→ PROBLEM TO SOLVE:
Look through the material and copy each line holding "JSON".

[Data entries for graphics]
+ + + + +
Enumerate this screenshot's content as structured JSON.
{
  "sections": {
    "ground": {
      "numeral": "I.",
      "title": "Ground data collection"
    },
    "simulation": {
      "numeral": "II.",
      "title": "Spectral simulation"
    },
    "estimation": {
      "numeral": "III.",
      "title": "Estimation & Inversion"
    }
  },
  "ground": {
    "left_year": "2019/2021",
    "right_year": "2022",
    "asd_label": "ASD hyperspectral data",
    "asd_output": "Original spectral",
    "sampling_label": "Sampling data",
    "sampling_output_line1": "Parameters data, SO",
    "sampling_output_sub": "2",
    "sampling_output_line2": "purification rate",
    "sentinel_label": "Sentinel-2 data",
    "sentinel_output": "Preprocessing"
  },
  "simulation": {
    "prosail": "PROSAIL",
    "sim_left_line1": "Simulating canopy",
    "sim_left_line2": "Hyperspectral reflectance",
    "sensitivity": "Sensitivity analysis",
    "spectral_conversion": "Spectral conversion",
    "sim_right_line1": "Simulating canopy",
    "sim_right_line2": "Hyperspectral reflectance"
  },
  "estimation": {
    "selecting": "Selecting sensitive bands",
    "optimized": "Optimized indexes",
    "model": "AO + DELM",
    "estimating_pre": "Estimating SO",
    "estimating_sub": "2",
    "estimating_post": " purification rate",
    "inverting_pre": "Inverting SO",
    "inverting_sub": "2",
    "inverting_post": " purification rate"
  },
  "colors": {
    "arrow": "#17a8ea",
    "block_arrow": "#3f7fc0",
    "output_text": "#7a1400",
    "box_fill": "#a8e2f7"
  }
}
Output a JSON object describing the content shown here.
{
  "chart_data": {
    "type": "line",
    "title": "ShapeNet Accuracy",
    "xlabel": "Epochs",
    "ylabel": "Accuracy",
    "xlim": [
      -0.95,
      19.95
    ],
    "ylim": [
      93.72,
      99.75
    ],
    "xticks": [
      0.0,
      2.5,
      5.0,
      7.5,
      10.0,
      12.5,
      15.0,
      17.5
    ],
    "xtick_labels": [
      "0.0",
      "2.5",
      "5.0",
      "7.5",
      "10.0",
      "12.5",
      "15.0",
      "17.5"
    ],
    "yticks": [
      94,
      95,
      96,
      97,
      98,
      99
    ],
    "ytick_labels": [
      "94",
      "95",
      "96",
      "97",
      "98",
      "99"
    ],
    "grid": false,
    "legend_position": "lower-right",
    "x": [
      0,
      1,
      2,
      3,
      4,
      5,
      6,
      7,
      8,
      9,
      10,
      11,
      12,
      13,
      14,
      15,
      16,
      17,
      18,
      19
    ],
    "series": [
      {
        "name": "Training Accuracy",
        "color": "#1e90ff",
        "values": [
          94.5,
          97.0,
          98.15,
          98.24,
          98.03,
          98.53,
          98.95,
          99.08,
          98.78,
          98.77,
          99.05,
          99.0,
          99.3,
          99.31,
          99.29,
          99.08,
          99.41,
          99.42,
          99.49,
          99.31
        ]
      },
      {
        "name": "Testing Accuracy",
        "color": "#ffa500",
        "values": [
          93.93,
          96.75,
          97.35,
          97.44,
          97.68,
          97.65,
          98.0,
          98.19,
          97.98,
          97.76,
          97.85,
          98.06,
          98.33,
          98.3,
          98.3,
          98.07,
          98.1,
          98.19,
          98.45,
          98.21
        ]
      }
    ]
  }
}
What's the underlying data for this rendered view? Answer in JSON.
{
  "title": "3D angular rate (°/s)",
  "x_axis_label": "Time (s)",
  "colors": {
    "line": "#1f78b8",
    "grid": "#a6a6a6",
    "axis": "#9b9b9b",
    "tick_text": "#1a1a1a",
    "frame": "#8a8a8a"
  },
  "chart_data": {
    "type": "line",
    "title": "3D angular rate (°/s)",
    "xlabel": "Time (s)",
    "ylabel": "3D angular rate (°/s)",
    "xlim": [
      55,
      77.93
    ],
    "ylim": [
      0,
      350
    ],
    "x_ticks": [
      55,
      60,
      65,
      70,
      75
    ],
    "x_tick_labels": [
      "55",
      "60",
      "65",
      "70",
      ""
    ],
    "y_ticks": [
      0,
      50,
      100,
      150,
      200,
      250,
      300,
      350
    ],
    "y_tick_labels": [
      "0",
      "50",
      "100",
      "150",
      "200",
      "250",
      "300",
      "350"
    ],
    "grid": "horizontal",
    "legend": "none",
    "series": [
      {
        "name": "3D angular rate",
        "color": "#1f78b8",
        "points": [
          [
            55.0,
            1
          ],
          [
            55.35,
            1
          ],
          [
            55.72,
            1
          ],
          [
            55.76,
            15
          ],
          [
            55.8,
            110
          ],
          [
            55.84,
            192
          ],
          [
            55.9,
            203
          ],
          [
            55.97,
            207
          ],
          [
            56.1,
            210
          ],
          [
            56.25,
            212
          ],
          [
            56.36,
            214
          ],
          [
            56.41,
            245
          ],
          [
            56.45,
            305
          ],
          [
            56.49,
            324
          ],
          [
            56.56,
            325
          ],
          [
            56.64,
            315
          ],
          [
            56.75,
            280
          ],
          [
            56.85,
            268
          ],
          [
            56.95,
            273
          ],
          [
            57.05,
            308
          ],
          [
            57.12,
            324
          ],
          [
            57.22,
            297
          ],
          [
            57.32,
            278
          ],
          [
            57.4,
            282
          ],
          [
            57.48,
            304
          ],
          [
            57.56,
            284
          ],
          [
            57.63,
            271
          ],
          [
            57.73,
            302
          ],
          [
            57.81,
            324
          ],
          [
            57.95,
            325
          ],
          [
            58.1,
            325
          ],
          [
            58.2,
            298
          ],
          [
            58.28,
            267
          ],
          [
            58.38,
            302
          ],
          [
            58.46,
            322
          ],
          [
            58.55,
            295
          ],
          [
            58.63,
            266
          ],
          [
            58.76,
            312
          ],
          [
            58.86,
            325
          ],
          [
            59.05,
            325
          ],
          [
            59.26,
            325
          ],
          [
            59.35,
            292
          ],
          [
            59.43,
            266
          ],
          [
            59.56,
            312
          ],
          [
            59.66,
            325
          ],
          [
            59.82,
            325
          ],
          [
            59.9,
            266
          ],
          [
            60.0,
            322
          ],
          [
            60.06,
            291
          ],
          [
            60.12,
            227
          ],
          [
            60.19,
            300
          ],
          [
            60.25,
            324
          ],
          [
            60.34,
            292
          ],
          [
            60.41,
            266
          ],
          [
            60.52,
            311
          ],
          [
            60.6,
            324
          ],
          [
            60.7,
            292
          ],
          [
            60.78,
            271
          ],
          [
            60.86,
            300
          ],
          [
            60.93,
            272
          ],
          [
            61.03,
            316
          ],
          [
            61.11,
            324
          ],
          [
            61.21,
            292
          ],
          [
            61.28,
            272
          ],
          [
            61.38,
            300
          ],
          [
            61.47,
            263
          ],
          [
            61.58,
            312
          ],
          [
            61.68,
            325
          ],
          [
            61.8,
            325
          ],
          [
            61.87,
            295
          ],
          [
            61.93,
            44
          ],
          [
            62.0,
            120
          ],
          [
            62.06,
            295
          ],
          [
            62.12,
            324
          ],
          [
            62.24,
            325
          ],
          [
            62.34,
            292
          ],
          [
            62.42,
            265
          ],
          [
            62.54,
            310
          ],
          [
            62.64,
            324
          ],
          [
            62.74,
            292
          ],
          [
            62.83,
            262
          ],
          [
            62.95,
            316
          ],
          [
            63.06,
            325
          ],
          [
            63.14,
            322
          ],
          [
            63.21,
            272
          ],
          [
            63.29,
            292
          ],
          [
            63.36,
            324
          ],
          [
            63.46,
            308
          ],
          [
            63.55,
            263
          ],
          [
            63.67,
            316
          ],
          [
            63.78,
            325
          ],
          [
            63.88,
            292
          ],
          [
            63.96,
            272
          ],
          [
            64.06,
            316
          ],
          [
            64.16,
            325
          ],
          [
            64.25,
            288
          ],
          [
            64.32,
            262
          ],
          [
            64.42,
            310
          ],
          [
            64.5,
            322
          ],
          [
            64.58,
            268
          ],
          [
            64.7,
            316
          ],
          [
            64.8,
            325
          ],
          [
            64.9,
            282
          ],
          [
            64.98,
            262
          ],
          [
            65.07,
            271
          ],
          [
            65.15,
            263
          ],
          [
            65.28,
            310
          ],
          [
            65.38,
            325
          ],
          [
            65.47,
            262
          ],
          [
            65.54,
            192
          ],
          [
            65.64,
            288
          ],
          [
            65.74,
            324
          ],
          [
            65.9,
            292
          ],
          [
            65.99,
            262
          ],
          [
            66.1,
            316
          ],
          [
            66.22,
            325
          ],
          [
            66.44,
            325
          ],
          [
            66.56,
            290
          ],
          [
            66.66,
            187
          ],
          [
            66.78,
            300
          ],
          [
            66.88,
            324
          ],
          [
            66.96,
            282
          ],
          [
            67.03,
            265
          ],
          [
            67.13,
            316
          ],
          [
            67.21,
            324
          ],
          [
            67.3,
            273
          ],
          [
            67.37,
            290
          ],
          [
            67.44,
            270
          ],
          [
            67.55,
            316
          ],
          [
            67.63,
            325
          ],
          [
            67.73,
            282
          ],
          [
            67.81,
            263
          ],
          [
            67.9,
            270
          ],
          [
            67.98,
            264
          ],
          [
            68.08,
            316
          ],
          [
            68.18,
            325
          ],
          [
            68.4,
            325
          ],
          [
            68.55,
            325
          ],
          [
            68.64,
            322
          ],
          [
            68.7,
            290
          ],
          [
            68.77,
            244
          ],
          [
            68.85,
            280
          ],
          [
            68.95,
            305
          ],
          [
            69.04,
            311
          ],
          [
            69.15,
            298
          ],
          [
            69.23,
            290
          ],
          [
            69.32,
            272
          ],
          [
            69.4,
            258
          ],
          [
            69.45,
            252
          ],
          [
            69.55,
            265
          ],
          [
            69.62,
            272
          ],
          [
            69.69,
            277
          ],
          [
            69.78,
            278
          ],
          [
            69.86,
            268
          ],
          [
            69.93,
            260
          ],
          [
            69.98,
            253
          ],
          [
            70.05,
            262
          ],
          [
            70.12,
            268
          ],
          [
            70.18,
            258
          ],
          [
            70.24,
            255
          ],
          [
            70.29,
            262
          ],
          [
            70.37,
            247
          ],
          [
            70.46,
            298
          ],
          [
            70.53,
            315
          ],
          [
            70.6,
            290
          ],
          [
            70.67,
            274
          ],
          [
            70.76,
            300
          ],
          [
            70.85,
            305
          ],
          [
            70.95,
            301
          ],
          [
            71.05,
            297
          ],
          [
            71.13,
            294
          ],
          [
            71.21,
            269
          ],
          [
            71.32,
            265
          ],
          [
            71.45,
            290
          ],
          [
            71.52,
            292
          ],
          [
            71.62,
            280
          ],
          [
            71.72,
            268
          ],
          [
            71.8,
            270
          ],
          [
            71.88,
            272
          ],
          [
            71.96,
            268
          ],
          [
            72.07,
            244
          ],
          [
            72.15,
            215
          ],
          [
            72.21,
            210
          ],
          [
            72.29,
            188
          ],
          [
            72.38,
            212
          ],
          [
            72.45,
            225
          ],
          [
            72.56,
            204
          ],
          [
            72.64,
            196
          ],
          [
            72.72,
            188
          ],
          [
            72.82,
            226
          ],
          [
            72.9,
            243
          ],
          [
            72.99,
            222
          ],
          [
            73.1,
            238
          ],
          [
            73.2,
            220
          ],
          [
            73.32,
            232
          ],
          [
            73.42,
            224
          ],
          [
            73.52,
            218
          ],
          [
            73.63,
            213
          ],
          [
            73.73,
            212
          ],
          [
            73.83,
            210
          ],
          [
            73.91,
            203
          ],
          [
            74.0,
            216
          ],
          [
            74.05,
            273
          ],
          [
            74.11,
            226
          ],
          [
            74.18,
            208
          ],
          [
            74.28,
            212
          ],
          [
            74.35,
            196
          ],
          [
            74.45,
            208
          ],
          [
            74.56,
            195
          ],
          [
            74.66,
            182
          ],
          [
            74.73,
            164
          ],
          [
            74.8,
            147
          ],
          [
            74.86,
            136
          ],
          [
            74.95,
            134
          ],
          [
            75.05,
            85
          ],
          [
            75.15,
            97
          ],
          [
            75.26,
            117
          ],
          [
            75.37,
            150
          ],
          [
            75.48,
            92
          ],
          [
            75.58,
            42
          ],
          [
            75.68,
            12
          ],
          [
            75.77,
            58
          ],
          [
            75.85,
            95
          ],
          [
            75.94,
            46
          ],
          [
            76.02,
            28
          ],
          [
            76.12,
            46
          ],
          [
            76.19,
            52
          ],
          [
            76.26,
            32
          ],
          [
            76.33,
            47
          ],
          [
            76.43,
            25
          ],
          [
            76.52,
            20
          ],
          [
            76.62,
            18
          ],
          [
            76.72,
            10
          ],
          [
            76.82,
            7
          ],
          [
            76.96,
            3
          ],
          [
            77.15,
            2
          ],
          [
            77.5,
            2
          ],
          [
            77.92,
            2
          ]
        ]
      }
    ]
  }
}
+ + + + +
→ ANSWER TO THE EXERCISE:
Enumerate this screenshot's content as structured JSON.
Output a JSON object describing the content shown here.
What's the underlying data for this rendered view? Answer in JSON.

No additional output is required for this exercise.